Set problem:
Your task is to transcribe the data in full.

### The input

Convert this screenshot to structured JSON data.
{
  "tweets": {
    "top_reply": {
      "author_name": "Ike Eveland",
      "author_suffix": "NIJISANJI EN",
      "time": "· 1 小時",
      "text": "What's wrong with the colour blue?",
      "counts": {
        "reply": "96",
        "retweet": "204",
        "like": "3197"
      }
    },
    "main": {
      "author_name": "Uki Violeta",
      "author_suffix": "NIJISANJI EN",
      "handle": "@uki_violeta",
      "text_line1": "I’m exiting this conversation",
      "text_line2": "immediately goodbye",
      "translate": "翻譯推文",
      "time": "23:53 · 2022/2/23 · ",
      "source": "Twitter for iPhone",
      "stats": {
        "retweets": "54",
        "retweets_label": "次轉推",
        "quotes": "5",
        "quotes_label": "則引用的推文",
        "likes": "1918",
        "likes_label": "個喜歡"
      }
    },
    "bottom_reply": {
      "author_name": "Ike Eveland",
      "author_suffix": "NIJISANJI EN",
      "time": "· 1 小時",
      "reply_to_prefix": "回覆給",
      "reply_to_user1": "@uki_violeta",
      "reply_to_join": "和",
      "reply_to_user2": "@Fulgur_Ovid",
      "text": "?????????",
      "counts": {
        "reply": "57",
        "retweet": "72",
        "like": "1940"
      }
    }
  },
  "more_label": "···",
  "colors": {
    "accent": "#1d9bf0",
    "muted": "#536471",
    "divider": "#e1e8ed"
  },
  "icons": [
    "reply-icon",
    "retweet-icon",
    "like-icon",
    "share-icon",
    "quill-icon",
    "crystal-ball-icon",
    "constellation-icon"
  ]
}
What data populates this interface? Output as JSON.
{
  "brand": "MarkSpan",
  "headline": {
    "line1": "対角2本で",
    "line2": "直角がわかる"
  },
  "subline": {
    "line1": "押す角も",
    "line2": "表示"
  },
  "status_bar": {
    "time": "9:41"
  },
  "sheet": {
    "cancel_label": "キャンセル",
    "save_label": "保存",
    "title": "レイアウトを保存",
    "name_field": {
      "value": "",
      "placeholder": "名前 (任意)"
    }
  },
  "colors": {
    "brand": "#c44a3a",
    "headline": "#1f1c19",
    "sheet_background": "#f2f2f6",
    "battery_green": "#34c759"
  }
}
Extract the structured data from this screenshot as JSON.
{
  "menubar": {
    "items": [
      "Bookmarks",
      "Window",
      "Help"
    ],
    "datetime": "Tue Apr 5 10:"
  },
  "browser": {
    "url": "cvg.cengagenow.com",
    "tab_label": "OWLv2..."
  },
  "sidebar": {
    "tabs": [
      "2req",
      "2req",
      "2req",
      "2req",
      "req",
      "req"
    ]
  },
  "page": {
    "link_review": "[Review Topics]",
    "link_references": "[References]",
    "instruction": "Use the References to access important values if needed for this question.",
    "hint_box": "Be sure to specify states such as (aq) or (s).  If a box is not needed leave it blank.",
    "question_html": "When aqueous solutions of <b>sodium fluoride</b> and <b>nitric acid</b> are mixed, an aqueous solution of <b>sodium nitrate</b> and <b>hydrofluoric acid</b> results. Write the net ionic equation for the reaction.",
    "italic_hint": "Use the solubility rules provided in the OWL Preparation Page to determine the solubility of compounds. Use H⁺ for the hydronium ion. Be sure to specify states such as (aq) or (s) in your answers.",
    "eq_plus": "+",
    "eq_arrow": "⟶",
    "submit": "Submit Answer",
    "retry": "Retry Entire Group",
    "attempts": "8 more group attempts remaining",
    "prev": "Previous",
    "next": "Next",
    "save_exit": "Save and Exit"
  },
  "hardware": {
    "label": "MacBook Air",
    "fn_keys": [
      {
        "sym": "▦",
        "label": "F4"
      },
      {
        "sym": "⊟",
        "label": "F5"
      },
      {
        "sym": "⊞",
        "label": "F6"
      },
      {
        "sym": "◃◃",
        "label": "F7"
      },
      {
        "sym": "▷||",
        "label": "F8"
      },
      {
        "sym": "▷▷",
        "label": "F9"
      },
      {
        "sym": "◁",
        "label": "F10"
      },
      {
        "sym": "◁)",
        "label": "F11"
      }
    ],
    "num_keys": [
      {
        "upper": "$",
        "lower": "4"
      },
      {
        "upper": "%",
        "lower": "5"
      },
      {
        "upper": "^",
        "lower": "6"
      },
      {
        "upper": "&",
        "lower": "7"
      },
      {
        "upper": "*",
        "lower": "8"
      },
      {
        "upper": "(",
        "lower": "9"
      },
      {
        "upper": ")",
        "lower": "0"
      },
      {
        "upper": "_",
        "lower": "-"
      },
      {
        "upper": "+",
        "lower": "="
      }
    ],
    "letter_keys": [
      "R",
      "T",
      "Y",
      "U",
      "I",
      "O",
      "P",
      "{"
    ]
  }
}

######

Result below:
Convert this screenshot to structured JSON data.
{
  "tweets": {
    "top_reply": {
      "author_name": "Ike Eveland",
      "author_suffix": "NIJISANJI EN",
      "time": "· 1 小時",
      "text": "What's wrong with the colour blue?",
      "counts": {
        "reply": "96",
        "retweet": "204",
        "like": "3197"
      }
    },
    "main": {
      "author_name": "Uki Violeta",
      "author_suffix": "NIJISANJI EN",
      "handle": "@uki_violeta",
      "text_line1": "I’m exiting this conversation",
      "text_line2": "immediately goodbye",
      "translate": "翻譯推文",
      "time": "23:53 · 2022/2/23 · ",
      "source": "Twitter for iPhone",
      "stats": {
        "retweets": "54",
        "retweets_label": "次轉推",
        "quotes": "5",
        "quotes_label": "則引用的推文",
        "likes": "1918",
        "likes_label": "個喜歡"
      }
    },
    "bottom_reply": {
      "author_name": "Ike Eveland",
      "author_suffix": "NIJISANJI EN",
      "time": "· 1 小時",
      "reply_to_prefix": "回覆給",
      "reply_to_user1": "@uki_violeta",
      "reply_to_join": "和",
      "reply_to_user2": "@Fulgur_Ovid",
      "text": "?????????",
      "counts": {
        "reply": "57",
        "retweet": "72",
        "like": "1940"
      }
    }
  },
  "more_label": "···",
  "colors": {
    "accent": "#1d9bf0",
    "muted": "#536471",
    "divider": "#e1e8ed"
  },
  "icons": [
    "reply-icon",
    "retweet-icon",
    "like-icon",
    "share-icon",
    "quill-icon",
    "crystal-ball-icon",
    "constellation-icon"
  ]
}
What data populates this interface? Output as JSON.
{
  "brand": "MarkSpan",
  "headline": {
    "line1": "対角2本で",
    "line2": "直角がわかる"
  },
  "subline": {
    "line1": "押す角も",
    "line2": "表示"
  },
  "status_bar": {
    "time": "9:41"
  },
  "sheet": {
    "cancel_label": "キャンセル",
    "save_label": "保存",
    "title": "レイアウトを保存",
    "name_field": {
      "value": "",
      "placeholder": "名前 (任意)"
    }
  },
  "colors": {
    "brand": "#c44a3a",
    "headline": "#1f1c19",
    "sheet_background": "#f2f2f6",
    "battery_green": "#34c759"
  }
}
Extract the structured data from this screenshot as JSON.
{
  "menubar": {
    "items": [
      "Bookmarks",
      "Window",
      "Help"
    ],
    "datetime": "Tue Apr 5 10:"
  },
  "browser": {
    "url": "cvg.cengagenow.com",
    "tab_label": "OWLv2..."
  },
  "sidebar": {
    "tabs": [
      "2req",
      "2req",
      "2req",
      "2req",
      "req",
      "req"
    ]
  },
  "page": {
    "link_review": "[Review Topics]",
    "link_references": "[References]",
    "instruction": "Use the References to access important values if needed for this question.",
    "hint_box": "Be sure to specify states such as (aq) or (s).  If a box is not needed leave it blank.",
    "question_html": "When aqueous solutions of <b>sodium fluoride</b> and <b>nitric acid</b> are mixed, an aqueous solution of <b>sodium nitrate</b> and <b>hydrofluoric acid</b> results. Write the net ionic equation for the reaction.",
    "italic_hint": "Use the solubility rules provided in the OWL Preparation Page to determine the solubility of compounds. Use H⁺ for the hydronium ion. Be sure to specify states such as (aq) or (s) in your answers.",
    "eq_plus": "+",
    "eq_arrow": "⟶",
    "submit": "Submit Answer",
    "retry": "Retry Entire Group",
    "attempts": "8 more group attempts remaining",
    "prev": "Previous",
    "next": "Next",
    "save_exit": "Save and Exit"
  },
  "hardware": {
    "label": "MacBook Air",
    "fn_keys": [
      {
        "sym": "▦",
        "label": "F4"
      },
      {
        "sym": "⊟",
        "label": "F5"
      },
      {
        "sym": "⊞",
        "label": "F6"
      },
      {
        "sym": "◃◃",
        "label": "F7"
      },
      {
        "sym": "▷||",
        "label": "F8"
      },
      {
        "sym": "▷▷",
        "label": "F9"
      },
      {
        "sym": "◁",
        "label": "F10"
      },
      {
        "sym": "◁)",
        "label": "F11"
      }
    ],
    "num_keys": [
      {
        "upper": "$",
        "lower": "4"
      },
      {
        "upper": "%",
        "lower": "5"
      },
      {
        "upper": "^",
        "lower": "6"
      },
      {
        "upper": "&",
        "lower": "7"
      },
      {
        "upper": "*",
        "lower": "8"
      },
      {
        "upper": "(",
        "lower": "9"
      },
      {
        "upper": ")",
        "lower": "0"
      },
      {
        "upper": "_",
        "lower": "-"
      },
      {
        "upper": "+",
        "lower": "="
      }
    ],
    "letter_keys": [
      "R",
      "T",
      "Y",
      "U",
      "I",
      "O",
      "P",
      "{"
    ]
  }
}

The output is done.